◆ Figure content listings
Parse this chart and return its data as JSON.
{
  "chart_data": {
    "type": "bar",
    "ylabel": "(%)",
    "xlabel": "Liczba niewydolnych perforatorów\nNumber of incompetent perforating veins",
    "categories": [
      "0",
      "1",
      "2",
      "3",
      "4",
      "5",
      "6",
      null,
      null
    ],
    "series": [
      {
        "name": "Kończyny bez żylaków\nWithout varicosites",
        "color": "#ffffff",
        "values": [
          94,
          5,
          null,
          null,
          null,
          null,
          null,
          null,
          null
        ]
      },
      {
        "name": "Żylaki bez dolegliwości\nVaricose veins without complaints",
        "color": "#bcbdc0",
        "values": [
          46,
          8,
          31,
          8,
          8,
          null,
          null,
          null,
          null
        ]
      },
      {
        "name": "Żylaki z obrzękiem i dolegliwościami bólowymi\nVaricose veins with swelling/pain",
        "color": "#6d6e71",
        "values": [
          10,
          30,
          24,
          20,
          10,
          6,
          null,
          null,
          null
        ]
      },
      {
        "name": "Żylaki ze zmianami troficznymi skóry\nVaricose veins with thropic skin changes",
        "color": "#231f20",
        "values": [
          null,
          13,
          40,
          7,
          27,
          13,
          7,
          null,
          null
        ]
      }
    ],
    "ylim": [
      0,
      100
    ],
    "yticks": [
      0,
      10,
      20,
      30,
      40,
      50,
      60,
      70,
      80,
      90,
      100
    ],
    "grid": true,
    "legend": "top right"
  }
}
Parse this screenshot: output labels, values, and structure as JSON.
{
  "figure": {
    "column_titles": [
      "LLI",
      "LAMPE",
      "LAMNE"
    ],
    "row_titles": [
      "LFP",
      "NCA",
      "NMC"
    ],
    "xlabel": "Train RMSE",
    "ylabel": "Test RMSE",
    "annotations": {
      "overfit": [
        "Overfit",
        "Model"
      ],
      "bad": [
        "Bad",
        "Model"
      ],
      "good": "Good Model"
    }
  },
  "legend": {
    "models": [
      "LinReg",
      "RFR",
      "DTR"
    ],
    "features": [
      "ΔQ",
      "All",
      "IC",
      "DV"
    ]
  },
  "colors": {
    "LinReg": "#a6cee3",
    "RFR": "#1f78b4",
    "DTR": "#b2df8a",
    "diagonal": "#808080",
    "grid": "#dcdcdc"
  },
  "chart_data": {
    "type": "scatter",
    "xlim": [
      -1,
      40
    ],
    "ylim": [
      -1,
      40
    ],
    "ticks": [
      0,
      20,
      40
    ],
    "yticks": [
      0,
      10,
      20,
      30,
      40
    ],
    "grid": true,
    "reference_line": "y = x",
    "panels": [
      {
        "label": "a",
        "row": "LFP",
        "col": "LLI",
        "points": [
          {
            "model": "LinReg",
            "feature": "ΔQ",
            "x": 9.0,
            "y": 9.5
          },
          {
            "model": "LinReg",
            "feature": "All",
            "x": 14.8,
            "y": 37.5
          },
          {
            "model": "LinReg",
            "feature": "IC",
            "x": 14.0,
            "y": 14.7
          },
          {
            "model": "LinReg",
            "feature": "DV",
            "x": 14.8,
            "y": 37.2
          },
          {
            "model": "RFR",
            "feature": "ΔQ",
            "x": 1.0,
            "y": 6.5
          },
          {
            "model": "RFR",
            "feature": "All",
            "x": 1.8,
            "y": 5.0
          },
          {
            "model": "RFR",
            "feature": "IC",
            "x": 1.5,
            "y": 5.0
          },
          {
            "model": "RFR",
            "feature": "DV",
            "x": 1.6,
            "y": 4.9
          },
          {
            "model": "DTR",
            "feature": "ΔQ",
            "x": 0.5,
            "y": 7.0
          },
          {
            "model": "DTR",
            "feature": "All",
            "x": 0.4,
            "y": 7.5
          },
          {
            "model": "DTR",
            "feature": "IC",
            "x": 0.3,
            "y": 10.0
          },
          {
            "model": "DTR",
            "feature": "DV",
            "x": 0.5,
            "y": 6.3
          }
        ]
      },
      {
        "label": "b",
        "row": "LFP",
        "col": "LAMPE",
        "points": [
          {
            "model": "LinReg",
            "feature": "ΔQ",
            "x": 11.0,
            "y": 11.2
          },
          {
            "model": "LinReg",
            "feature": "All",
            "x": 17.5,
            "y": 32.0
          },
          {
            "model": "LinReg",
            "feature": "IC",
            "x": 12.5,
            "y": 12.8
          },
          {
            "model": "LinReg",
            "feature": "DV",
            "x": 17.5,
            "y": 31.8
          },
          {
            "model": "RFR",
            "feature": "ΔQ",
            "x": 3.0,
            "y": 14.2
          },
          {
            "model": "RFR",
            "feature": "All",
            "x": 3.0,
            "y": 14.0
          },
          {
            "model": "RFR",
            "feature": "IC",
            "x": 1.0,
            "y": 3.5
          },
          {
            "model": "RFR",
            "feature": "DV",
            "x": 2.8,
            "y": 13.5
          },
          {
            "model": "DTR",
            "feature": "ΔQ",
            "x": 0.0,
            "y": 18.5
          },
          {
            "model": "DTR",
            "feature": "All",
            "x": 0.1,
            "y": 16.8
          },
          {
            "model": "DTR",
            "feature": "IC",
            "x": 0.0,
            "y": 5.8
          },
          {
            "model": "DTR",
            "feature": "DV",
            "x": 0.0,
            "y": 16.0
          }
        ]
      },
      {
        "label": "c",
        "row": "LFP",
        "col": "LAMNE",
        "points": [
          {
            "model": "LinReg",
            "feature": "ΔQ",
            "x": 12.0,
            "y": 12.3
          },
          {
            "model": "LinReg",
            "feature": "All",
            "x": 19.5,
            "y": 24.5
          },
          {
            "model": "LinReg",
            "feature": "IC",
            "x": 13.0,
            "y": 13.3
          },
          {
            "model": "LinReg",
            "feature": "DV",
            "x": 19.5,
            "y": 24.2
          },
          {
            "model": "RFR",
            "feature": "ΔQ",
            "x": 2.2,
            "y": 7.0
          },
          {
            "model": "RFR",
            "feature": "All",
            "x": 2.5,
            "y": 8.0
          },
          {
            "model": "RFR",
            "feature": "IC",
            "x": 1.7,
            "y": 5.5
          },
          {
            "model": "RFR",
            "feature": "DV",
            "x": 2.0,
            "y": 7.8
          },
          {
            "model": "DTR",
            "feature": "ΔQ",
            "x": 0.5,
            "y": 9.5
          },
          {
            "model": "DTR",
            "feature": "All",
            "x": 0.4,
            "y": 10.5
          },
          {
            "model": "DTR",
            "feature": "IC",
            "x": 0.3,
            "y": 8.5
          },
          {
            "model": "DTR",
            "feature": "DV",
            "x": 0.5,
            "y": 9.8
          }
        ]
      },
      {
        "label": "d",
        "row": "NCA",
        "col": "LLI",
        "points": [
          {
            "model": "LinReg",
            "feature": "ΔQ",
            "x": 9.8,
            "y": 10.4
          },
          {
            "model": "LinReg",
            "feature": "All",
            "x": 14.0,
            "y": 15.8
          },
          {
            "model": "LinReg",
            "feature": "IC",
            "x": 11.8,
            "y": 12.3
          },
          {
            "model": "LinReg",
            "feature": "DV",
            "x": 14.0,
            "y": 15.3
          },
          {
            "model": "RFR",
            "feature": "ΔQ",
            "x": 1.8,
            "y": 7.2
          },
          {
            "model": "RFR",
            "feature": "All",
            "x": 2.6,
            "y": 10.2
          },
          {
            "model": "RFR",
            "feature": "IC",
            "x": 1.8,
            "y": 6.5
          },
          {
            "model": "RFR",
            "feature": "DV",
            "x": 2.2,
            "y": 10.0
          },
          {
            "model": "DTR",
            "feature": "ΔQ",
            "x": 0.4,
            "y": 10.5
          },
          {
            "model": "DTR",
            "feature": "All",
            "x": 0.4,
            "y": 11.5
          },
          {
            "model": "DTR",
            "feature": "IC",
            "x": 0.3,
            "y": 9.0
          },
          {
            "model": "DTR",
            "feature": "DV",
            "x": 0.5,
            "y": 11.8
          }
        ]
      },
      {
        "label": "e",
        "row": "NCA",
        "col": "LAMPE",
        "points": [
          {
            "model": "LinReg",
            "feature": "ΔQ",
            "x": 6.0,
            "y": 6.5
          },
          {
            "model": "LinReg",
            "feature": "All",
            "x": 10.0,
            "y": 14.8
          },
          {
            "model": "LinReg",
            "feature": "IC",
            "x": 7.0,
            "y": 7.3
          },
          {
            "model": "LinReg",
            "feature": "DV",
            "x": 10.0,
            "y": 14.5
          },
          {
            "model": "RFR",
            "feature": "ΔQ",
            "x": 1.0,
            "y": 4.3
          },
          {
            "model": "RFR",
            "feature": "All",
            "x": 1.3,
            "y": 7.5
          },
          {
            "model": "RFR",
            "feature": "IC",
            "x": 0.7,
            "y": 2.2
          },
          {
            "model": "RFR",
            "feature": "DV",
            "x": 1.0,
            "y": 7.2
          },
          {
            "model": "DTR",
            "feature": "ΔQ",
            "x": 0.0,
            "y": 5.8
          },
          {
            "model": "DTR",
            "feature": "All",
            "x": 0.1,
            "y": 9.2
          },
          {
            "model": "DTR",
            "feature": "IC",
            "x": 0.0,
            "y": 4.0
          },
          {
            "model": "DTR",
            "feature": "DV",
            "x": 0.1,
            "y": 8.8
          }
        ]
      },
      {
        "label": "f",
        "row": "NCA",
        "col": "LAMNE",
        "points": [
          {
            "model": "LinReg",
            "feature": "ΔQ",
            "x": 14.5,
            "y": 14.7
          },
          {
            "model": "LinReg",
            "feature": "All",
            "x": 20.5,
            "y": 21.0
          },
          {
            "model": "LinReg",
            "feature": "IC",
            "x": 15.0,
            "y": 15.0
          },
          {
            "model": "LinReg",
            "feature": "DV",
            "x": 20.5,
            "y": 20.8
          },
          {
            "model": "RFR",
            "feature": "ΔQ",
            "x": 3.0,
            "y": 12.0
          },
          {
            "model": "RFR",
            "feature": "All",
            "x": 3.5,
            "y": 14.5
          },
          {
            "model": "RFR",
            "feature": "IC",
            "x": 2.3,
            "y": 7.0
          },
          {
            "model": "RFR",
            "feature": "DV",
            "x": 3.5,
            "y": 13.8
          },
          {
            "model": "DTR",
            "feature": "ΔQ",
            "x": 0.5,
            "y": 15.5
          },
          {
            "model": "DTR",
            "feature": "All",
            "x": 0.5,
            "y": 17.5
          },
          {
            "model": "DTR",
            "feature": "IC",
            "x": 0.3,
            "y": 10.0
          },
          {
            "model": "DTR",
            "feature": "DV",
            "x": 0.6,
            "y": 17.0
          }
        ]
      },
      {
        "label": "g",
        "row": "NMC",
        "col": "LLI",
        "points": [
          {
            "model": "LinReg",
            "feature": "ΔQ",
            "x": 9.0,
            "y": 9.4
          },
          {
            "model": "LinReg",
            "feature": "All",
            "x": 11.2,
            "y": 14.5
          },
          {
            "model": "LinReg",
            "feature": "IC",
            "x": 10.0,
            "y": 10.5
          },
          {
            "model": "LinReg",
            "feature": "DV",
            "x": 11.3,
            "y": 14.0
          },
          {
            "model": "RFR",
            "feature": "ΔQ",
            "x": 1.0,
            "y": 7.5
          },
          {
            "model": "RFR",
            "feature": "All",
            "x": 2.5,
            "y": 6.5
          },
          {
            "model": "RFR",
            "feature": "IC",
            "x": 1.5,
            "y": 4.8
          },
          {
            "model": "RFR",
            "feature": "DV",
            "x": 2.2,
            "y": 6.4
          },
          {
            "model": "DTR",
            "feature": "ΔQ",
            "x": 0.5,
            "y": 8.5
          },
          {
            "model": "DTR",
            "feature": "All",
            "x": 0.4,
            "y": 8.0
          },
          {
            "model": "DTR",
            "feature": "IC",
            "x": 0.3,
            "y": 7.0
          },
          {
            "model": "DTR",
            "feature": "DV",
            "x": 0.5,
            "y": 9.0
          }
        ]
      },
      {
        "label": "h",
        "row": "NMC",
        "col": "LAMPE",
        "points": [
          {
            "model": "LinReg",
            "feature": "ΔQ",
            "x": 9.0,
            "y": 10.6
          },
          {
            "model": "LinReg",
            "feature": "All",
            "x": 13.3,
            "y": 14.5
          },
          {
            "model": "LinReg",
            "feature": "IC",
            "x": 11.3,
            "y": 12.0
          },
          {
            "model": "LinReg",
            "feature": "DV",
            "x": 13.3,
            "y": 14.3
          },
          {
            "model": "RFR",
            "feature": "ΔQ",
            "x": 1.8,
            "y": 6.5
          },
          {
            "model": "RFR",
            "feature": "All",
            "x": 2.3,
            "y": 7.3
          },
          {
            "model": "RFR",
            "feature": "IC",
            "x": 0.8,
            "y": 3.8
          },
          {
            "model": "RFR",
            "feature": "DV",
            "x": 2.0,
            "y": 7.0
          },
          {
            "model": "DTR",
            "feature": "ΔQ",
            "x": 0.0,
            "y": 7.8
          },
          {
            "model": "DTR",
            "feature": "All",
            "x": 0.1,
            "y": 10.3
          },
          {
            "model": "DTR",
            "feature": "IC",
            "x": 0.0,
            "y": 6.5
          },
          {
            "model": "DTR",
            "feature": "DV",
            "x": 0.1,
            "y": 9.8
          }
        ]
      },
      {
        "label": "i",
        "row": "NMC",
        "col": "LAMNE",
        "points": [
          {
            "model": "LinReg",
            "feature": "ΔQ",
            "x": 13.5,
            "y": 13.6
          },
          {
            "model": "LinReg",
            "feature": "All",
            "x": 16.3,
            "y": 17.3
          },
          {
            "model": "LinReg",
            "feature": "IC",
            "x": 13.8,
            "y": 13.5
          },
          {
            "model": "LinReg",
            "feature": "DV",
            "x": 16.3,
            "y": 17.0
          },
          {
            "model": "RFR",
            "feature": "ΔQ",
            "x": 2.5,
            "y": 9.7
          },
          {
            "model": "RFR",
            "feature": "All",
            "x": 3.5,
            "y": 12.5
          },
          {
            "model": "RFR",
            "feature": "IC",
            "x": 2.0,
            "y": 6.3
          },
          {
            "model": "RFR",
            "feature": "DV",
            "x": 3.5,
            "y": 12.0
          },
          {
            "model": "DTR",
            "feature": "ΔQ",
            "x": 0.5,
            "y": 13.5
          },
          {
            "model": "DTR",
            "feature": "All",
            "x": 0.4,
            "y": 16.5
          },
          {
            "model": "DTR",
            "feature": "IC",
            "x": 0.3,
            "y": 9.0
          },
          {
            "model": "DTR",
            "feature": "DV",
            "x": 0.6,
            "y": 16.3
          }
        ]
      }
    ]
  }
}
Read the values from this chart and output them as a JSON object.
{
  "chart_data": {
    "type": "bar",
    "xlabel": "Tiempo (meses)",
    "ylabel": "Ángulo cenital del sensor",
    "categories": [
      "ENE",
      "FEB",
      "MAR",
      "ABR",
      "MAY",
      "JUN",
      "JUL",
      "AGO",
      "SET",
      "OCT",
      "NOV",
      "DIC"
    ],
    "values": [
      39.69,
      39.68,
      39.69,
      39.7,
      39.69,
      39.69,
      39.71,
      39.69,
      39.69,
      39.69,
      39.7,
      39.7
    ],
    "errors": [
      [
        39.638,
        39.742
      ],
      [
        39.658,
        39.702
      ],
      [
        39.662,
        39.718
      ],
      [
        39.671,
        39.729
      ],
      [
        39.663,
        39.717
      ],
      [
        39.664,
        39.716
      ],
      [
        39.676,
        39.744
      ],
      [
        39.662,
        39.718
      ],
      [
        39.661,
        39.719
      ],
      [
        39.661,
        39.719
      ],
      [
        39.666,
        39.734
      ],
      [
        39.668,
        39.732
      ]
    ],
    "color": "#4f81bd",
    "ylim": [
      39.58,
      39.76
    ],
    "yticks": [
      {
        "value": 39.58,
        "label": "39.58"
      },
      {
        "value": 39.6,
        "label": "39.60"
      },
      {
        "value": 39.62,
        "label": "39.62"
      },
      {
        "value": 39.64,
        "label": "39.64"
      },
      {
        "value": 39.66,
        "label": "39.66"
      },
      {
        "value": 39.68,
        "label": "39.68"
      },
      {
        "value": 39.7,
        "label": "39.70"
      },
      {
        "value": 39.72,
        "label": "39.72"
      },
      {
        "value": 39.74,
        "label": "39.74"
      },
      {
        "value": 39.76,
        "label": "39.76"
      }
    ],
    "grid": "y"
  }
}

◆ PROBLEM DESCRIPTION
Copy each line above containing the string "ylabel".

◆ REPLY TO THE TASK
    "ylabel": "(%)",
    "ylabel": "Test RMSE",
    "ylabel": "Ángulo cenital del sensor",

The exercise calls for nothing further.